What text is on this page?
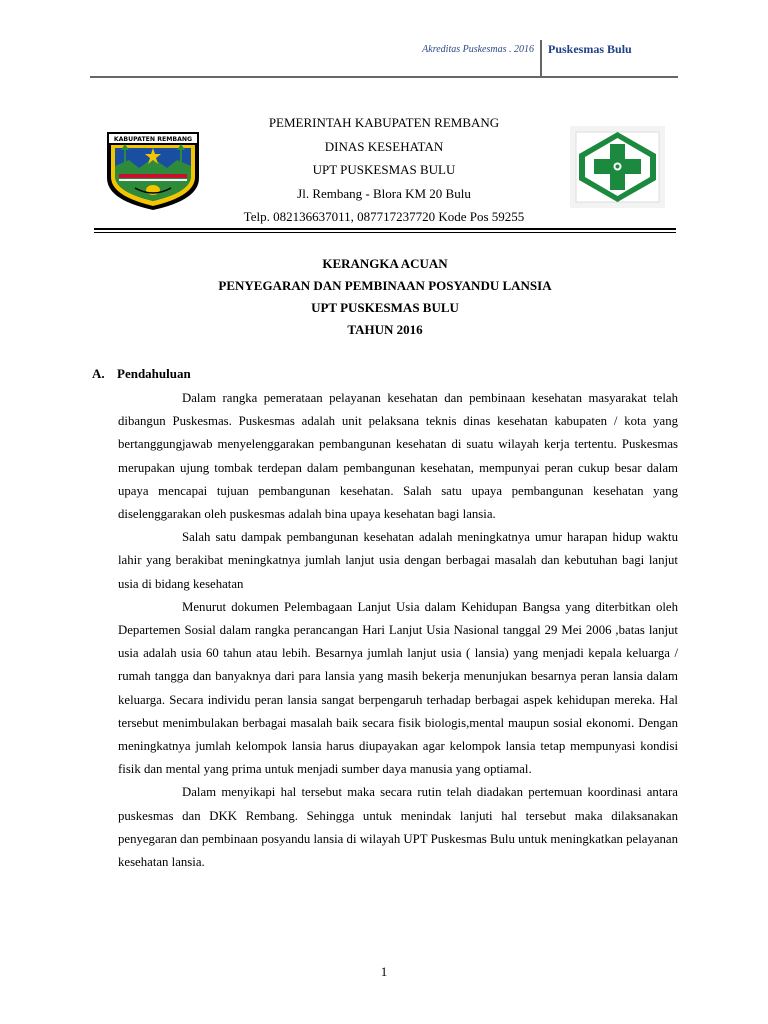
Akreditas Puskesmas . 2016 Puskesmas Bulu
KABUPATEN REMBANG
PEMERINTAH KABUPATEN REMBANG
DINAS KESEHATAN
UPT PUSKESMAS BULU
Jl. Rembang - Blora KM 20 Bulu
Telp. 082136637011, 087717237720 Kode Pos 59255
KERANGKA ACUAN
PENYEGARAN DAN PEMBINAAN POSYANDU LANSIA
UPT PUSKESMAS BULU
TAHUN 2016
A. Pendahuluan

Dalam rangka pemerataan pelayanan kesehatan dan pembinaan kesehatan masyarakat telah dibangun Puskesmas. Puskesmas adalah unit pelaksana teknis dinas kesehatan kabupaten / kota yang bertanggungjawab menyelenggarakan pembangunan kesehatan di suatu wilayah kerja tertentu. Puskesmas merupakan ujung tombak terdepan dalam pembangunan kesehatan, mempunyai peran cukup besar dalam upaya mencapai tujuan pembangunan kesehatan. Salah satu upaya pembangunan kesehatan yang diselenggarakan oleh puskesmas adalah bina upaya kesehatan bagi lansia.

Salah satu dampak pembangunan kesehatan adalah meningkatnya umur harapan hidup waktu lahir yang berakibat meningkatnya jumlah lanjut usia dengan berbagai masalah dan kebutuhan bagi lanjut usia di bidang kesehatan

Menurut dokumen Pelembagaan Lanjut Usia dalam Kehidupan Bangsa yang diterbitkan oleh Departemen Sosial dalam rangka perancangan Hari Lanjut Usia Nasional tanggal 29 Mei 2006 ,batas lanjut usia adalah usia 60 tahun atau lebih. Besarnya jumlah lanjut usia ( lansia) yang menjadi kepala keluarga / rumah tangga dan banyaknya dari para lansia yang masih bekerja menunjukan besarnya peran lansia dalam keluarga. Secara individu peran lansia sangat berpengaruh terhadap berbagai aspek kehidupan mereka. Hal tersebut menimbulakan berbagai masalah baik secara fisik biologis,mental maupun sosial ekonomi. Dengan meningkatnya jumlah kelompok lansia harus diupayakan agar kelompok lansia tetap mempunyasi kondisi fisik dan mental yang prima untuk menjadi sumber daya manusia yang optiamal.

Dalam menyikapi hal tersebut maka secara rutin telah diadakan pertemuan koordinasi antara puskesmas dan DKK Rembang. Sehingga untuk menindak lanjuti hal tersebut maka dilaksanakan penyegaran dan pembinaan posyandu lansia di wilayah UPT Puskesmas Bulu untuk meningkatkan pelayanan kesehatan lansia.

1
══════════════════════════════
STATED TASK —
Transcribe every record above exactly as written, leaving out any pictures.

THE REPLY —
What text is on this page?
Akreditas Puskesmas . 2016 Puskesmas Bulu
KABUPATEN REMBANG
PEMERINTAH KABUPATEN REMBANG
DINAS KESEHATAN
UPT PUSKESMAS BULU
Jl. Rembang - Blora KM 20 Bulu
Telp. 082136637011, 087717237720 Kode Pos 59255
KERANGKA ACUAN
PENYEGARAN DAN PEMBINAAN POSYANDU LANSIA
UPT PUSKESMAS BULU
TAHUN 2016
A. Pendahuluan

Dalam rangka pemerataan pelayanan kesehatan dan pembinaan kesehatan masyarakat telah dibangun Puskesmas. Puskesmas adalah unit pelaksana teknis dinas kesehatan kabupaten / kota yang bertanggungjawab menyelenggarakan pembangunan kesehatan di suatu wilayah kerja tertentu. Puskesmas merupakan ujung tombak terdepan dalam pembangunan kesehatan, mempunyai peran cukup besar dalam upaya mencapai tujuan pembangunan kesehatan. Salah satu upaya pembangunan kesehatan yang diselenggarakan oleh puskesmas adalah bina upaya kesehatan bagi lansia.

Salah satu dampak pembangunan kesehatan adalah meningkatnya umur harapan hidup waktu lahir yang berakibat meningkatnya jumlah lanjut usia dengan berbagai masalah dan kebutuhan bagi lanjut usia di bidang kesehatan

Menurut dokumen Pelembagaan Lanjut Usia dalam Kehidupan Bangsa yang diterbitkan oleh Departemen Sosial dalam rangka perancangan Hari Lanjut Usia Nasional tanggal 29 Mei 2006 ,batas lanjut usia adalah usia 60 tahun atau lebih. Besarnya jumlah lanjut usia ( lansia) yang menjadi kepala keluarga / rumah tangga dan banyaknya dari para lansia yang masih bekerja menunjukan besarnya peran lansia dalam keluarga. Secara individu peran lansia sangat berpengaruh terhadap berbagai aspek kehidupan mereka. Hal tersebut menimbulakan berbagai masalah baik secara fisik biologis,mental maupun sosial ekonomi. Dengan meningkatnya jumlah kelompok lansia harus diupayakan agar kelompok lansia tetap mempunyasi kondisi fisik dan mental yang prima untuk menjadi sumber daya manusia yang optiamal.

Dalam menyikapi hal tersebut maka secara rutin telah diadakan pertemuan koordinasi antara puskesmas dan DKK Rembang. Sehingga untuk menindak lanjuti hal tersebut maka dilaksanakan penyegaran dan pembinaan posyandu lansia di wilayah UPT Puskesmas Bulu untuk meningkatkan pelayanan kesehatan lansia.

1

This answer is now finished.